WHAT THE EXERCISE ASKS
Print the entries below in their entirety, exactly as they are written.

┌─ TASK DATA

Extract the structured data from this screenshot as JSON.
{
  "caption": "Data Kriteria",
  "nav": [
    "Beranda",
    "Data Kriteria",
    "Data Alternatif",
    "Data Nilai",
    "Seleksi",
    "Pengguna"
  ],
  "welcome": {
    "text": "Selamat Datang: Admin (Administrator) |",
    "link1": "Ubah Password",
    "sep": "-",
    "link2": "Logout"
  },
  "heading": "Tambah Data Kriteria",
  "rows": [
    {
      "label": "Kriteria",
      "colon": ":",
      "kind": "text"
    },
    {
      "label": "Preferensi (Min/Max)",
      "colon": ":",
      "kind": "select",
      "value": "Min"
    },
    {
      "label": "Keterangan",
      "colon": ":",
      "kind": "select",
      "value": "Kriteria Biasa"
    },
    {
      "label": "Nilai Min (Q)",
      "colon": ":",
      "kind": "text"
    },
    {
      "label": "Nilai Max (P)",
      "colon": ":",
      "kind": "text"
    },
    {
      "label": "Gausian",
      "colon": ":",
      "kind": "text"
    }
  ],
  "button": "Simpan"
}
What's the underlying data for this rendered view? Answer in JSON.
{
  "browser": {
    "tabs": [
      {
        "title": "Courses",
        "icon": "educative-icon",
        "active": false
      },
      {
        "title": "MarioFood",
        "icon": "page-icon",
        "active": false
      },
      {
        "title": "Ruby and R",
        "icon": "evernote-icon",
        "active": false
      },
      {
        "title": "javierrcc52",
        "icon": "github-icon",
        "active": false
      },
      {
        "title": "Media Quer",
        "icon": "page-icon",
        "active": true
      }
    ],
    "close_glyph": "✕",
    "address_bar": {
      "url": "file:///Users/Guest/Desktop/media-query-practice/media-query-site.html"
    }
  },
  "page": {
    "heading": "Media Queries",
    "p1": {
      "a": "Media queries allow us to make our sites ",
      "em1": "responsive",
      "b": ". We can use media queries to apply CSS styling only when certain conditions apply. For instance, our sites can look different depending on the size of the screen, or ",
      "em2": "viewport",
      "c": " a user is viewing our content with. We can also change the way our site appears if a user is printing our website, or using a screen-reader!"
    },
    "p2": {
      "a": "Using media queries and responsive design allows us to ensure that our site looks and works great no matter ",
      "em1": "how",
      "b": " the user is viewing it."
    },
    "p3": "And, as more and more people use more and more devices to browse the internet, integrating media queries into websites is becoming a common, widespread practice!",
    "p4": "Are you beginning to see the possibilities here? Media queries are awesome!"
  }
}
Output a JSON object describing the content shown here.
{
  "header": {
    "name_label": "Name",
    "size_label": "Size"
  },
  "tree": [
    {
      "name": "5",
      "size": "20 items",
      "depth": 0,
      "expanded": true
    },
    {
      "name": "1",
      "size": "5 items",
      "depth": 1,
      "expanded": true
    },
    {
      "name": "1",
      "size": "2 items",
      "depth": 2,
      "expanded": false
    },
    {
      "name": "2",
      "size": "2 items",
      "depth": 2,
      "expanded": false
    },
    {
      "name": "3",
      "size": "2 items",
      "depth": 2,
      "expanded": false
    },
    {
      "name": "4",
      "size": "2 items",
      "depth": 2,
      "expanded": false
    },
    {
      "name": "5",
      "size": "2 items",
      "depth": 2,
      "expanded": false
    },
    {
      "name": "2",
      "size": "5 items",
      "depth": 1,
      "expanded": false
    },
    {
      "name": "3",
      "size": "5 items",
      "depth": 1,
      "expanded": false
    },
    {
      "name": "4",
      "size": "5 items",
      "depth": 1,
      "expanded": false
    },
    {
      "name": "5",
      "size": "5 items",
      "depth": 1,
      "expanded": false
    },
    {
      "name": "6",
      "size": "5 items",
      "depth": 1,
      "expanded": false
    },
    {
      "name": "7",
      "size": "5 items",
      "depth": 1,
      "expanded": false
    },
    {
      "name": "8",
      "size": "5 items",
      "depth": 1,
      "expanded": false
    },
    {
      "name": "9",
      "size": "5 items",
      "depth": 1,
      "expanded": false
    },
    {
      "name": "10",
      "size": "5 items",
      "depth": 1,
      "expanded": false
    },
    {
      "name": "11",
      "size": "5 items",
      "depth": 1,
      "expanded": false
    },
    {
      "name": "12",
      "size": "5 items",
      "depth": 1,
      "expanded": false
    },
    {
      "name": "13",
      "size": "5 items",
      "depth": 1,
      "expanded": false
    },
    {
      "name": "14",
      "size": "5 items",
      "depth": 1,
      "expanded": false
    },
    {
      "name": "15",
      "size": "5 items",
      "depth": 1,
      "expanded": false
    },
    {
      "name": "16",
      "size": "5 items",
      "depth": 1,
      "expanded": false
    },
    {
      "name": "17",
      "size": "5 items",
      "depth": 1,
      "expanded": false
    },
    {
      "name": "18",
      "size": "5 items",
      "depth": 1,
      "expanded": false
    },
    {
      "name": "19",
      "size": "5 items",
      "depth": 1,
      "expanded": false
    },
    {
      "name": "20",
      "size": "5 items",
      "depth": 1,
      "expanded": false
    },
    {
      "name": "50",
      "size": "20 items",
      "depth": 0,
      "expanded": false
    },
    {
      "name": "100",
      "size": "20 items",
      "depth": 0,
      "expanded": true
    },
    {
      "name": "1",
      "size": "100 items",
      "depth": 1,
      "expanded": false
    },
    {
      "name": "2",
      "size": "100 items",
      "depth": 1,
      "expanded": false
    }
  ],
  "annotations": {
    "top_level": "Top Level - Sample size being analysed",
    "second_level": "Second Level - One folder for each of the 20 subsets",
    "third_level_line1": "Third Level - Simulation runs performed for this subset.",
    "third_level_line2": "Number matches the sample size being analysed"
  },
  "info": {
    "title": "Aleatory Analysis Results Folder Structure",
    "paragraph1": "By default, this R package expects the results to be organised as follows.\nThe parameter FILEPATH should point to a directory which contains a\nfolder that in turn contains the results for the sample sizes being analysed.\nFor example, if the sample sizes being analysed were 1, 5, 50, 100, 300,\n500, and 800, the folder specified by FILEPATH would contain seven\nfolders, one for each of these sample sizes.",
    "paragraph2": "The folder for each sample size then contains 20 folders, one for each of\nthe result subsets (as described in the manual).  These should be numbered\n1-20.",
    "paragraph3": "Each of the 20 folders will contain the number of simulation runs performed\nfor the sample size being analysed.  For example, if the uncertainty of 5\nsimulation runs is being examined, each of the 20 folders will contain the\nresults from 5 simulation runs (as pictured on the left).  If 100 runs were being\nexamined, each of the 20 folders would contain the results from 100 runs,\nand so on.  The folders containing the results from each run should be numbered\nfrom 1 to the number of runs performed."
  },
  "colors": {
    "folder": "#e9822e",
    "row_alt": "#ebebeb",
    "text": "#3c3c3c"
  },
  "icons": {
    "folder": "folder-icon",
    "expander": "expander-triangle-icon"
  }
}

└─

SOLUTION TO THIS EXERCISE
Extract the structured data from this screenshot as JSON.
{
  "caption": "Data Kriteria",
  "nav": [
    "Beranda",
    "Data Kriteria",
    "Data Alternatif",
    "Data Nilai",
    "Seleksi",
    "Pengguna"
  ],
  "welcome": {
    "text": "Selamat Datang: Admin (Administrator) |",
    "link1": "Ubah Password",
    "sep": "-",
    "link2": "Logout"
  },
  "heading": "Tambah Data Kriteria",
  "rows": [
    {
      "label": "Kriteria",
      "colon": ":",
      "kind": "text"
    },
    {
      "label": "Preferensi (Min/Max)",
      "colon": ":",
      "kind": "select",
      "value": "Min"
    },
    {
      "label": "Keterangan",
      "colon": ":",
      "kind": "select",
      "value": "Kriteria Biasa"
    },
    {
      "label": "Nilai Min (Q)",
      "colon": ":",
      "kind": "text"
    },
    {
      "label": "Nilai Max (P)",
      "colon": ":",
      "kind": "text"
    },
    {
      "label": "Gausian",
      "colon": ":",
      "kind": "text"
    }
  ],
  "button": "Simpan"
}
What's the underlying data for this rendered view? Answer in JSON.
{
  "browser": {
    "tabs": [
      {
        "title": "Courses",
        "icon": "educative-icon",
        "active": false
      },
      {
        "title": "MarioFood",
        "icon": "page-icon",
        "active": false
      },
      {
        "title": "Ruby and R",
        "icon": "evernote-icon",
        "active": false
      },
      {
        "title": "javierrcc52",
        "icon": "github-icon",
        "active": false
      },
      {
        "title": "Media Quer",
        "icon": "page-icon",
        "active": true
      }
    ],
    "close_glyph": "✕",
    "address_bar": {
      "url": "file:///Users/Guest/Desktop/media-query-practice/media-query-site.html"
    }
  },
  "page": {
    "heading": "Media Queries",
    "p1": {
      "a": "Media queries allow us to make our sites ",
      "em1": "responsive",
      "b": ". We can use media queries to apply CSS styling only when certain conditions apply. For instance, our sites can look different depending on the size of the screen, or ",
      "em2": "viewport",
      "c": " a user is viewing our content with. We can also change the way our site appears if a user is printing our website, or using a screen-reader!"
    },
    "p2": {
      "a": "Using media queries and responsive design allows us to ensure that our site looks and works great no matter ",
      "em1": "how",
      "b": " the user is viewing it."
    },
    "p3": "And, as more and more people use more and more devices to browse the internet, integrating media queries into websites is becoming a common, widespread practice!",
    "p4": "Are you beginning to see the possibilities here? Media queries are awesome!"
  }
}
Output a JSON object describing the content shown here.
{
  "header": {
    "name_label": "Name",
    "size_label": "Size"
  },
  "tree": [
    {
      "name": "5",
      "size": "20 items",
      "depth": 0,
      "expanded": true
    },
    {
      "name": "1",
      "size": "5 items",
      "depth": 1,
      "expanded": true
    },
    {
      "name": "1",
      "size": "2 items",
      "depth": 2,
      "expanded": false
    },
    {
      "name": "2",
      "size": "2 items",
      "depth": 2,
      "expanded": false
    },
    {
      "name": "3",
      "size": "2 items",
      "depth": 2,
      "expanded": false
    },
    {
      "name": "4",
      "size": "2 items",
      "depth": 2,
      "expanded": false
    },
    {
      "name": "5",
      "size": "2 items",
      "depth": 2,
      "expanded": false
    },
    {
      "name": "2",
      "size": "5 items",
      "depth": 1,
      "expanded": false
    },
    {
      "name": "3",
      "size": "5 items",
      "depth": 1,
      "expanded": false
    },
    {
      "name": "4",
      "size": "5 items",
      "depth": 1,
      "expanded": false
    },
    {
      "name": "5",
      "size": "5 items",
      "depth": 1,
      "expanded": false
    },
    {
      "name": "6",
      "size": "5 items",
      "depth": 1,
      "expanded": false
    },
    {
      "name": "7",
      "size": "5 items",
      "depth": 1,
      "expanded": false
    },
    {
      "name": "8",
      "size": "5 items",
      "depth": 1,
      "expanded": false
    },
    {
      "name": "9",
      "size": "5 items",
      "depth": 1,
      "expanded": false
    },
    {
      "name": "10",
      "size": "5 items",
      "depth": 1,
      "expanded": false
    },
    {
      "name": "11",
      "size": "5 items",
      "depth": 1,
      "expanded": false
    },
    {
      "name": "12",
      "size": "5 items",
      "depth": 1,
      "expanded": false
    },
    {
      "name": "13",
      "size": "5 items",
      "depth": 1,
      "expanded": false
    },
    {
      "name": "14",
      "size": "5 items",
      "depth": 1,
      "expanded": false
    },
    {
      "name": "15",
      "size": "5 items",
      "depth": 1,
      "expanded": false
    },
    {
      "name": "16",
      "size": "5 items",
      "depth": 1,
      "expanded": false
    },
    {
      "name": "17",
      "size": "5 items",
      "depth": 1,
      "expanded": false
    },
    {
      "name": "18",
      "size": "5 items",
      "depth": 1,
      "expanded": false
    },
    {
      "name": "19",
      "size": "5 items",
      "depth": 1,
      "expanded": false
    },
    {
      "name": "20",
      "size": "5 items",
      "depth": 1,
      "expanded": false
    },
    {
      "name": "50",
      "size": "20 items",
      "depth": 0,
      "expanded": false
    },
    {
      "name": "100",
      "size": "20 items",
      "depth": 0,
      "expanded": true
    },
    {
      "name": "1",
      "size": "100 items",
      "depth": 1,
      "expanded": false
    },
    {
      "name": "2",
      "size": "100 items",
      "depth": 1,
      "expanded": false
    }
  ],
  "annotations": {
    "top_level": "Top Level - Sample size being analysed",
    "second_level": "Second Level - One folder for each of the 20 subsets",
    "third_level_line1": "Third Level - Simulation runs performed for this subset.",
    "third_level_line2": "Number matches the sample size being analysed"
  },
  "info": {
    "title": "Aleatory Analysis Results Folder Structure",
    "paragraph1": "By default, this R package expects the results to be organised as follows.\nThe parameter FILEPATH should point to a directory which contains a\nfolder that in turn contains the results for the sample sizes being analysed.\nFor example, if the sample sizes being analysed were 1, 5, 50, 100, 300,\n500, and 800, the folder specified by FILEPATH would contain seven\nfolders, one for each of these sample sizes.",
    "paragraph2": "The folder for each sample size then contains 20 folders, one for each of\nthe result subsets (as described in the manual).  These should be numbered\n1-20.",
    "paragraph3": "Each of the 20 folders will contain the number of simulation runs performed\nfor the sample size being analysed.  For example, if the uncertainty of 5\nsimulation runs is being examined, each of the 20 folders will contain the\nresults from 5 simulation runs (as pictured on the left).  If 100 runs were being\nexamined, each of the 20 folders would contain the results from 100 runs,\nand so on.  The folders containing the results from each run should be numbered\nfrom 1 to the number of runs performed."
  },
  "colors": {
    "folder": "#e9822e",
    "row_alt": "#ebebeb",
    "text": "#3c3c3c"
  },
  "icons": {
    "folder": "folder-icon",
    "expander": "expander-triangle-icon"
  }
}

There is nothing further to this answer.